• Text block
▼

The main problem with wind resource assessment for small energy projects is the cost relative to the power produced. In many cases, computational fluid dynamics (CFD) offers a cheaper and more useful alternative than a measurement campaign. In any case, CFD is often a good first choice because it gives the whole wind flow field. This is especially useful in highlighting areas of high wind speed for potential wind turbine installation and low wind areas for PV. The highlighted areas can then be surveyed effectively by cup or other anemometers.

▲

• Data extract
▼

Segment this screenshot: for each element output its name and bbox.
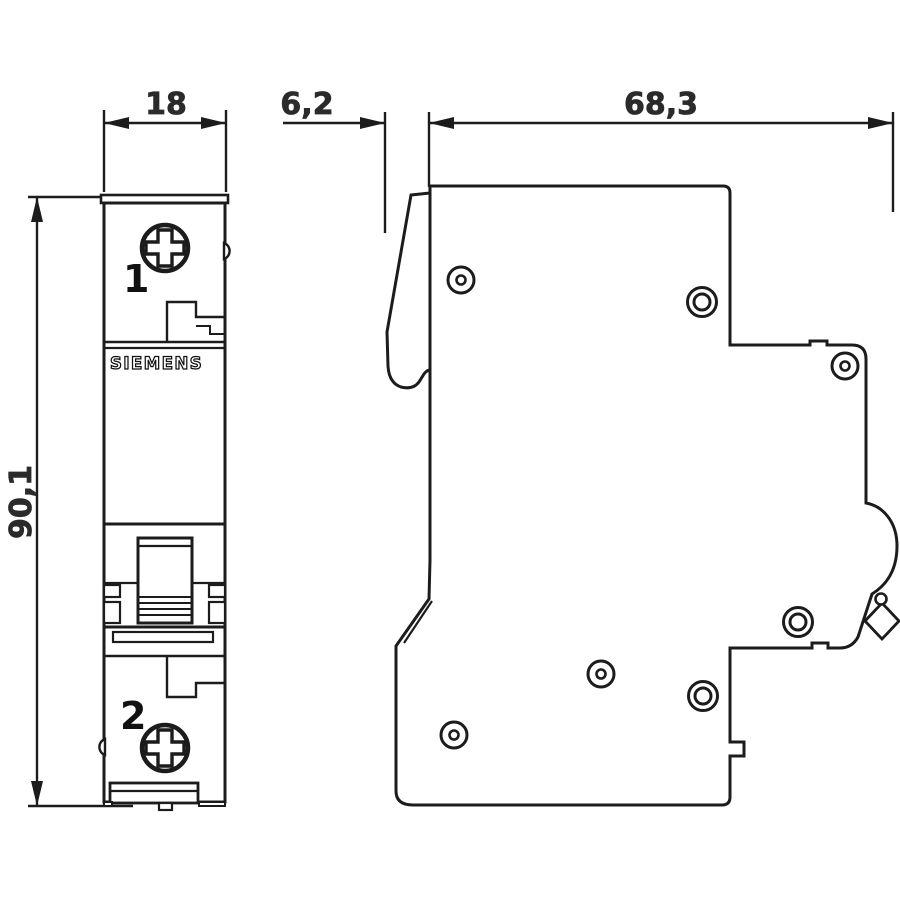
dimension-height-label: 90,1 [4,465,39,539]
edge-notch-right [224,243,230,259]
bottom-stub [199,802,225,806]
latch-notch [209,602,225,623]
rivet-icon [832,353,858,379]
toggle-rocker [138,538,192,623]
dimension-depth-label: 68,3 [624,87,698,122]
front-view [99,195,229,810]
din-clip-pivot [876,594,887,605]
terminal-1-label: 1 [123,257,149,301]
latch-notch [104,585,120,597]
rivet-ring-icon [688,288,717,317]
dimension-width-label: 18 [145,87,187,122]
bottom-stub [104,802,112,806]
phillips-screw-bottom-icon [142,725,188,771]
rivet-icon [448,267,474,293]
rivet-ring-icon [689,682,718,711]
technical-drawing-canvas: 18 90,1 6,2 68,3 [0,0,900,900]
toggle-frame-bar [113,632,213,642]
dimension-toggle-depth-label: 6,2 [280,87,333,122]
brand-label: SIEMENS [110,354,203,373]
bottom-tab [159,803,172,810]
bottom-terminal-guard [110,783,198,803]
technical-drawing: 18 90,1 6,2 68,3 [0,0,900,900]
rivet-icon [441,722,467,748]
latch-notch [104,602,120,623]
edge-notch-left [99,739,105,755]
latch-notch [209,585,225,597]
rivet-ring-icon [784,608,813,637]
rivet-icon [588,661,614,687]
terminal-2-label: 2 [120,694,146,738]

▲

• Exercise objective
Can you continue the passage on wind resource assessment for small energy projects from its last sentence, leaving the entries aside?

• Task answer
At a scale large compared to building height, the wind flow over a city experiences varying roughness superposed on a possibly varying topography. If the wind flows over a step change in roughness, an internal boundary layer forms and grows with streamwise distance. The flow above it is not affected by the step, apart, possibly, from a displacement required by continuity. Unfortunately, however, most turbines and PV modules will be installed on or around the buildings which represent the roughness elements, so there is no alternative to modeling much of the complex geometry with high fidelity. This has the disadvantage of requiring models for a whole city that can only be solved using massive computational resources (Franke et al., 2011). In addressing the problem of using CFD and wind speed measurements to map the renewable energy possibilities for the city of Calgary with a population of just over 1,100,000 living in an area of approximately 848 km², we decided to begin with the University of Calgary campus with an area of approximately 4.13 km². The reasons were:

the building geometries and topography were available in a form suitable for meshing for CFD analysis;

the University is keen to extend its current renewable energy generation of about 7.4 kWp of PV;

the campus is reasonably unsheltered locally to the west, the predominant wind direction, and so is approximately independent of the remaining city topography.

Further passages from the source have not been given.